/---

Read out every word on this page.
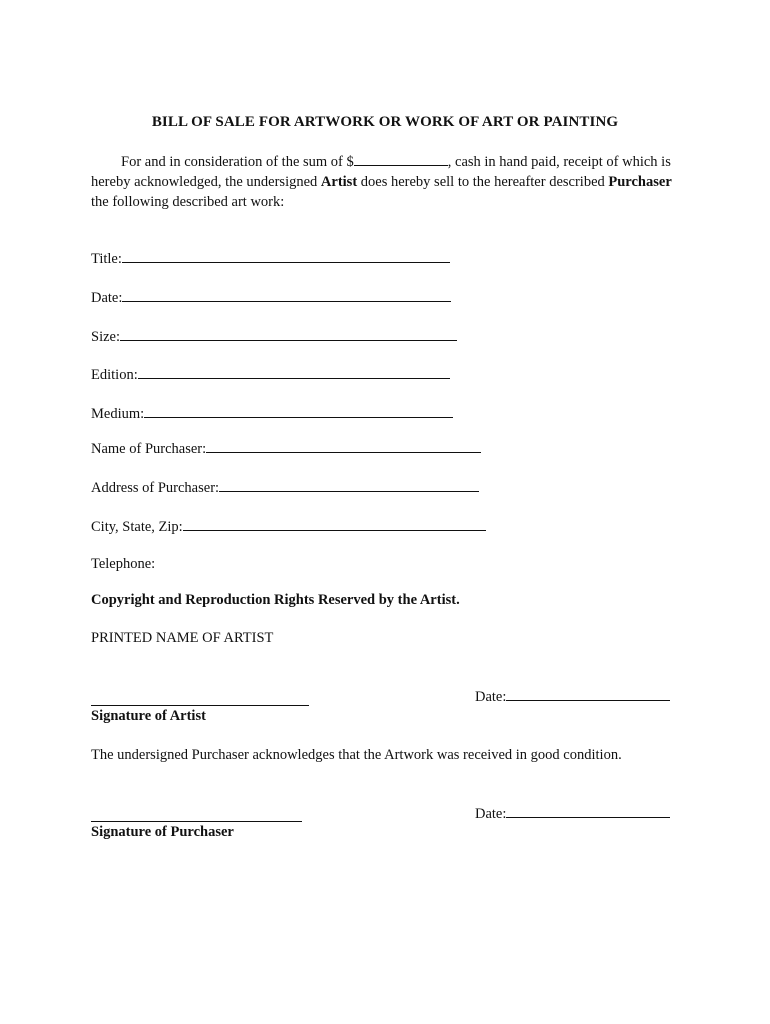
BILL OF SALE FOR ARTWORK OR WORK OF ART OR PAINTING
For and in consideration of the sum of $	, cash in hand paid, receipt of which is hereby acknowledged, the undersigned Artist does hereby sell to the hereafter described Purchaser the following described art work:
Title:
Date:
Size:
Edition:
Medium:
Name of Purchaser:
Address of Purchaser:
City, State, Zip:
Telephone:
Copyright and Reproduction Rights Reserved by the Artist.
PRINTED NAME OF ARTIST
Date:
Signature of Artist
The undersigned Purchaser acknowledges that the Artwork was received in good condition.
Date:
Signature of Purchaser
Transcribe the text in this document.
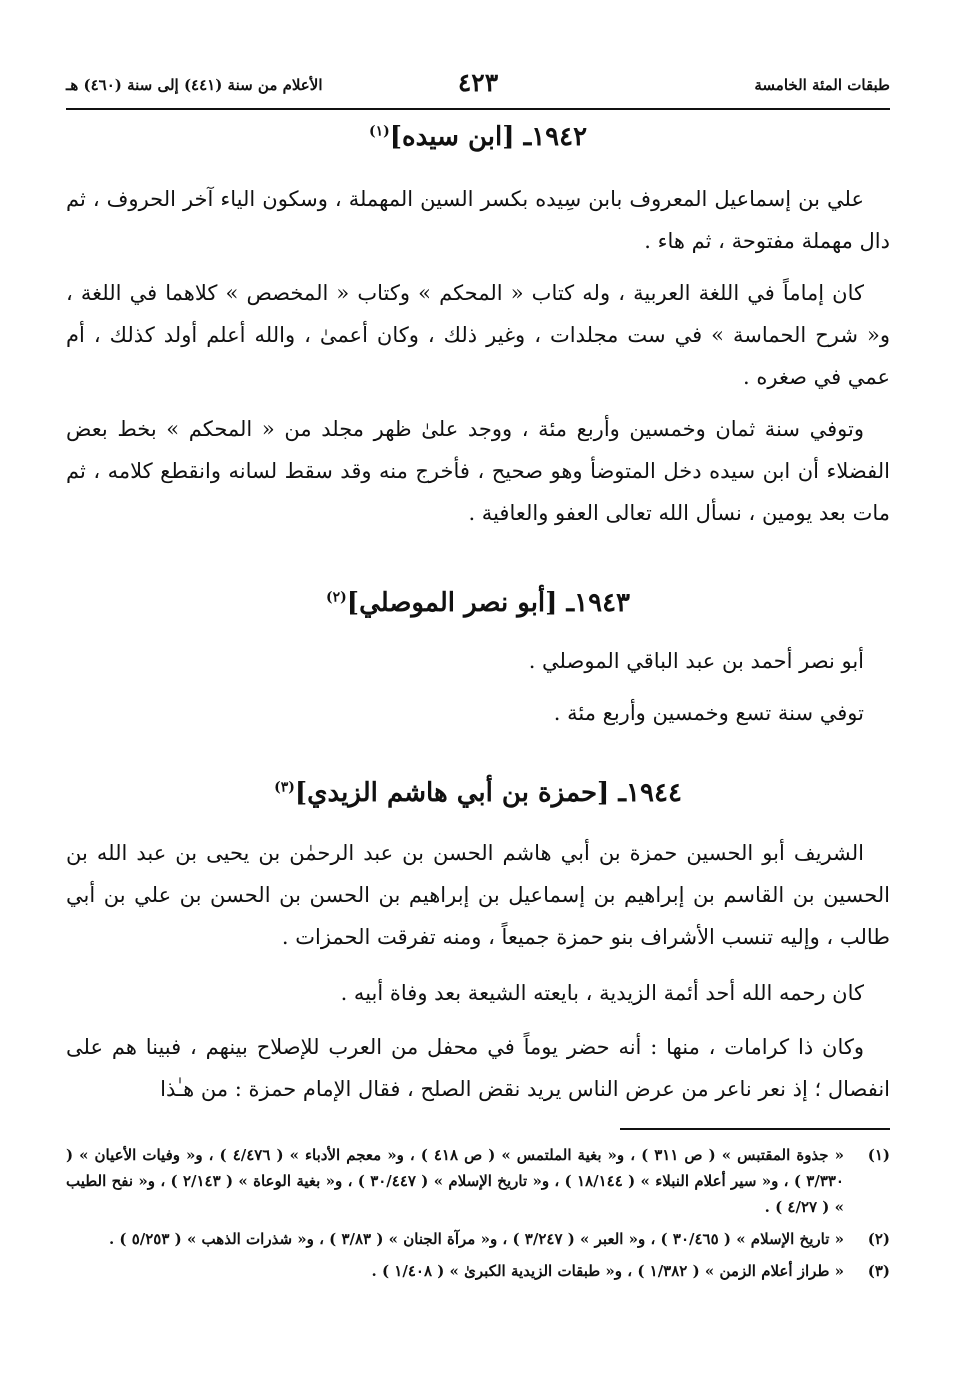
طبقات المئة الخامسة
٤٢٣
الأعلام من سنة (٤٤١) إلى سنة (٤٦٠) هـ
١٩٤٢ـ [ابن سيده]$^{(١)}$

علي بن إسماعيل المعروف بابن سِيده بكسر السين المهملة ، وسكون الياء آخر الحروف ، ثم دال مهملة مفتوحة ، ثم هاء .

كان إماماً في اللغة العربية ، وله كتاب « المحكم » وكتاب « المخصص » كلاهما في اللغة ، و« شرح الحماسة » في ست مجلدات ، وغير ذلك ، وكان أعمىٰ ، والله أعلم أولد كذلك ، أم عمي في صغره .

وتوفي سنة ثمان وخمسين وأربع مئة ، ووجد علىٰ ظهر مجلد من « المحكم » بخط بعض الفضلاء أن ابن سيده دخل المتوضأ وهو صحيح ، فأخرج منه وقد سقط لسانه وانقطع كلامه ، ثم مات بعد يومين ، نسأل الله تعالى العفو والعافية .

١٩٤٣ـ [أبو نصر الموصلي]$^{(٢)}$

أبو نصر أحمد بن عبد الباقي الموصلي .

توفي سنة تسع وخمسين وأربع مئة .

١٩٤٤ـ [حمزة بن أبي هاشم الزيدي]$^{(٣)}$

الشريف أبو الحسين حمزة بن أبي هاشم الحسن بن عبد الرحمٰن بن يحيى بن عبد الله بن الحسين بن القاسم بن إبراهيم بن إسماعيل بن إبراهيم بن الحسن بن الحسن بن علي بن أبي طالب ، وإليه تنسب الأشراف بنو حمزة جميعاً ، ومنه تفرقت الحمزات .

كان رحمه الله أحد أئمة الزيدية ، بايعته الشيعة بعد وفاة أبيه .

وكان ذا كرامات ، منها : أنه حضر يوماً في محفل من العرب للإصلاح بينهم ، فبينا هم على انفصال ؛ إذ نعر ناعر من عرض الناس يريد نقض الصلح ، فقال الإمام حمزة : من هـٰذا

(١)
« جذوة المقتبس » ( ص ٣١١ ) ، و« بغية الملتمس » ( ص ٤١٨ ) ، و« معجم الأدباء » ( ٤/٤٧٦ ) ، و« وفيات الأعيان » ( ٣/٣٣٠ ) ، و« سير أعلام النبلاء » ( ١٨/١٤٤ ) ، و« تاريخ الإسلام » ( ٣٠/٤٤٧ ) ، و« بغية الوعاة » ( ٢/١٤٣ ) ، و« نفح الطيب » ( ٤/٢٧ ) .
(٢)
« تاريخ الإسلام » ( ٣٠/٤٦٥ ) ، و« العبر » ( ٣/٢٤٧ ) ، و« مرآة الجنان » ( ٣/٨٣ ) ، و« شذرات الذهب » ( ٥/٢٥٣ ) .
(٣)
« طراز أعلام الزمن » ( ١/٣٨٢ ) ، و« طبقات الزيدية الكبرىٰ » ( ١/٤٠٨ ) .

\---

Instructions to follow
Extract, from the material above, each line holding the word "تاريخ".

Task answer
« جذوة المقتبس » ( ص ٣١١ ) ، و« بغية الملتمس » ( ص ٤١٨ ) ، و« معجم الأدباء » ( ٤/٤٧٦ ) ، و« وفيات الأعيان » ( ٣/٣٣٠ ) ، و« سير أعلام النبلاء » ( ١٨/١٤٤ ) ، و« تاريخ الإسلام » ( ٣٠/٤٤٧ ) ، و« بغية الوعاة » ( ٢/١٤٣ ) ، و« نفح الطيب » ( ٤/٢٧ ) .
« تاريخ الإسلام » ( ٣٠/٤٦٥ ) ، و« العبر » ( ٣/٢٤٧ ) ، و« مرآة الجنان » ( ٣/٨٣ ) ، و« شذرات الذهب » ( ٥/٢٥٣ ) .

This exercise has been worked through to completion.